(Stored items)

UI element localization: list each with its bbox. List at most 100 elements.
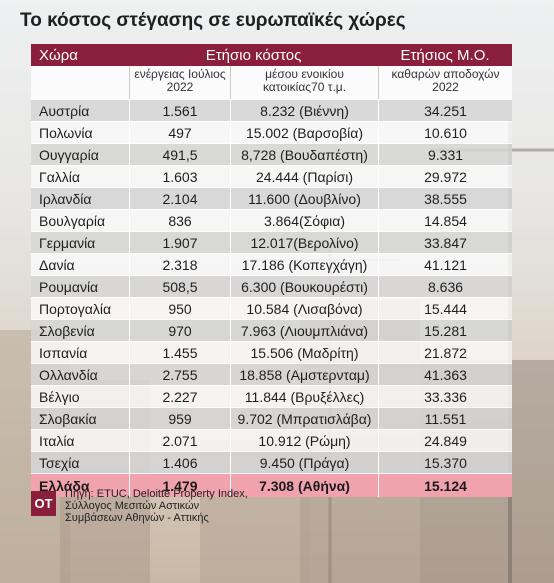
- cell-net-pay: 15.124: [378, 473, 513, 497]
- cell-rent: 7.963 (Λιουμπλιάνα): [230, 319, 379, 341]
- cell-energy: 836: [129, 209, 230, 231]
- source-line: Πηγή: ETUC, Deloitte Property Index,: [65, 488, 248, 500]
- cell-energy: 1.603: [129, 165, 230, 187]
- cell-rent: 15.506 (Μαδρίτη): [230, 341, 379, 363]
- cell-net-pay: 10.610: [378, 121, 513, 143]
- cell-net-pay: 41.363: [378, 363, 513, 385]
- cell-energy: 970: [129, 319, 230, 341]
- cell-rent: 8,728 (Βουδαπέστη): [230, 143, 379, 165]
- cell-energy: 497: [129, 121, 230, 143]
- cell-energy: 2.071: [129, 429, 230, 451]
- source-line: Σύλλογος Μεσιτών Αστικών: [65, 500, 200, 512]
- cell-country: Ιρλανδία: [31, 187, 129, 209]
- table-row: Σλοβακία 959 9.702 (Μπρατισλάβα) 11.551: [31, 407, 513, 429]
- table-row: Τσεχία 1.406 9.450 (Πράγα) 15.370: [31, 451, 513, 473]
- cell-energy: 2.318: [129, 253, 230, 275]
- source-line: Συμβάσεων Αθηνών - Αττικής: [65, 512, 209, 524]
- table-row: Σλοβενία 970 7.963 (Λιουμπλιάνα) 15.281: [31, 319, 513, 341]
- subheader-rent: μέσου ενοικίου κατοικίας70 τ.μ.: [230, 66, 379, 99]
- table-row: Αυστρία 1.561 8.232 (Βιέννη) 34.251: [31, 99, 513, 121]
- cell-net-pay: 15.370: [378, 451, 513, 473]
- cell-rent: 9.450 (Πράγα): [230, 451, 379, 473]
- cell-net-pay: 9.331: [378, 143, 513, 165]
- cell-net-pay: 15.281: [378, 319, 513, 341]
- cell-rent: 8.232 (Βιέννη): [230, 99, 379, 121]
- cell-rent: 7.308 (Αθήνα): [230, 473, 379, 497]
- cell-country: Ουγγαρία: [31, 143, 129, 165]
- cell-net-pay: 8.636: [378, 275, 513, 297]
- cell-country: Ισπανία: [31, 341, 129, 363]
- cell-rent: 11.844 (Βρυξέλλες): [230, 385, 379, 407]
- table-row-greece-highlight: Ελλάδα 1.479 7.308 (Αθήνα) 15.124: [31, 473, 513, 497]
- cell-rent: 3.864(Σόφια): [230, 209, 379, 231]
- table-row: Βουλγαρία 836 3.864(Σόφια) 14.854: [31, 209, 513, 231]
- cell-energy: 1.479: [129, 473, 230, 497]
- cell-rent: 17.186 (Κοπεγχάγη): [230, 253, 379, 275]
- table-row: Ολλανδία 2.755 18.858 (Αμστερνταμ) 41.363: [31, 363, 513, 385]
- cell-energy: 491,5: [129, 143, 230, 165]
- cell-energy: 1.907: [129, 231, 230, 253]
- source-text: Πηγή: ETUC, Deloitte Property Index, Σύλ…: [65, 488, 248, 524]
- cell-country: Ρουμανία: [31, 275, 129, 297]
- subheader-energy: ενέργειας Ιούλιος 2022: [129, 66, 230, 99]
- table-row: Ουγγαρία 491,5 8,728 (Βουδαπέστη) 9.331: [31, 143, 513, 165]
- cell-country: Γαλλία: [31, 165, 129, 187]
- cell-country: Σλοβενία: [31, 319, 129, 341]
- subheader-empty: [31, 66, 129, 99]
- header-country: Χώρα: [31, 44, 129, 66]
- cell-energy: 508,5: [129, 275, 230, 297]
- table-row: Ιρλανδία 2.104 11.600 (Δουβλίνο) 38.555: [31, 187, 513, 209]
- cell-country: Πολωνία: [31, 121, 129, 143]
- table-row: Βέλγιο 2.227 11.844 (Βρυξέλλες) 33.336: [31, 385, 513, 407]
- cell-country: Ιταλία: [31, 429, 129, 451]
- table-row: Ιταλία 2.071 10.912 (Ρώμη) 24.849: [31, 429, 513, 451]
- cell-net-pay: 33.336: [378, 385, 513, 407]
- cell-net-pay: 34.251: [378, 99, 513, 121]
- cell-net-pay: 38.555: [378, 187, 513, 209]
- table-row: Πολωνία 497 15.002 (Βαρσοβία) 10.610: [31, 121, 513, 143]
- cell-energy: 950: [129, 297, 230, 319]
- cell-country: Τσεχία: [31, 451, 129, 473]
- cell-rent: 12.017(Βερολίνο): [230, 231, 379, 253]
- cell-energy: 2.755: [129, 363, 230, 385]
- cell-country: Αυστρία: [31, 99, 129, 121]
- table-row: Γαλλία 1.603 24.444 (Παρίσι) 29.972: [31, 165, 513, 187]
- table-row: Πορτογαλία 950 10.584 (Λισαβόνα) 15.444: [31, 297, 513, 319]
- cell-energy: 959: [129, 407, 230, 429]
- cell-country: Βουλγαρία: [31, 209, 129, 231]
- cell-net-pay: 21.872: [378, 341, 513, 363]
- cell-net-pay: 24.849: [378, 429, 513, 451]
- source-note: OT Πηγή: ETUC, Deloitte Property Index, …: [31, 488, 248, 524]
- cell-country: Πορτογαλία: [31, 297, 129, 319]
- cell-energy: 1.455: [129, 341, 230, 363]
- cell-net-pay: 15.444: [378, 297, 513, 319]
- cell-net-pay: 33.847: [378, 231, 513, 253]
- cell-rent: 9.702 (Μπρατισλάβα): [230, 407, 379, 429]
- table-row: Ισπανία 1.455 15.506 (Μαδρίτη) 21.872: [31, 341, 513, 363]
- cell-country: Γερμανία: [31, 231, 129, 253]
- cell-country: Ολλανδία: [31, 363, 129, 385]
- table-row: Ρουμανία 508,5 6.300 (Βουκουρέστι) 8.636: [31, 275, 513, 297]
- cell-country: Βέλγιο: [31, 385, 129, 407]
- page-title: Το κόστος στέγασης σε ευρωπαϊκές χώρες: [20, 10, 406, 31]
- cell-net-pay: 41.121: [378, 253, 513, 275]
- ot-logo: OT: [31, 491, 56, 516]
- cell-rent: 10.912 (Ρώμη): [230, 429, 379, 451]
- cell-net-pay: 29.972: [378, 165, 513, 187]
- subheader-net-pay: καθαρών αποδοχών 2022: [378, 66, 513, 99]
- cell-energy: 1.561: [129, 99, 230, 121]
- cell-net-pay: 14.854: [378, 209, 513, 231]
- cell-energy: 2.104: [129, 187, 230, 209]
- housing-cost-table: Χώρα Ετήσιο κόστος Ετήσιος Μ.Ο. ενέργεια…: [31, 44, 513, 497]
- cell-country: Σλοβακία: [31, 407, 129, 429]
- table-row: Δανία 2.318 17.186 (Κοπεγχάγη) 41.121: [31, 253, 513, 275]
- header-annual-average: Ετήσιος Μ.Ο.: [378, 44, 513, 66]
- cell-net-pay: 11.551: [378, 407, 513, 429]
- cell-rent: 10.584 (Λισαβόνα): [230, 297, 379, 319]
- cell-rent: 6.300 (Βουκουρέστι): [230, 275, 379, 297]
- cell-rent: 11.600 (Δουβλίνο): [230, 187, 379, 209]
- cell-energy: 1.406: [129, 451, 230, 473]
- cell-energy: 2.227: [129, 385, 230, 407]
- cell-rent: 15.002 (Βαρσοβία): [230, 121, 379, 143]
- cell-rent: 24.444 (Παρίσι): [230, 165, 379, 187]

**Task goal**
Filter the lines above, keeping only those that contain the string "Χώρα", and copy each one you keep.

**Correct output**
- header-country: Χώρα: [31, 44, 129, 66]
- housing-cost-table: Χώρα Ετήσιο κόστος Ετήσιος Μ.Ο. ενέργεια…: [31, 44, 513, 497]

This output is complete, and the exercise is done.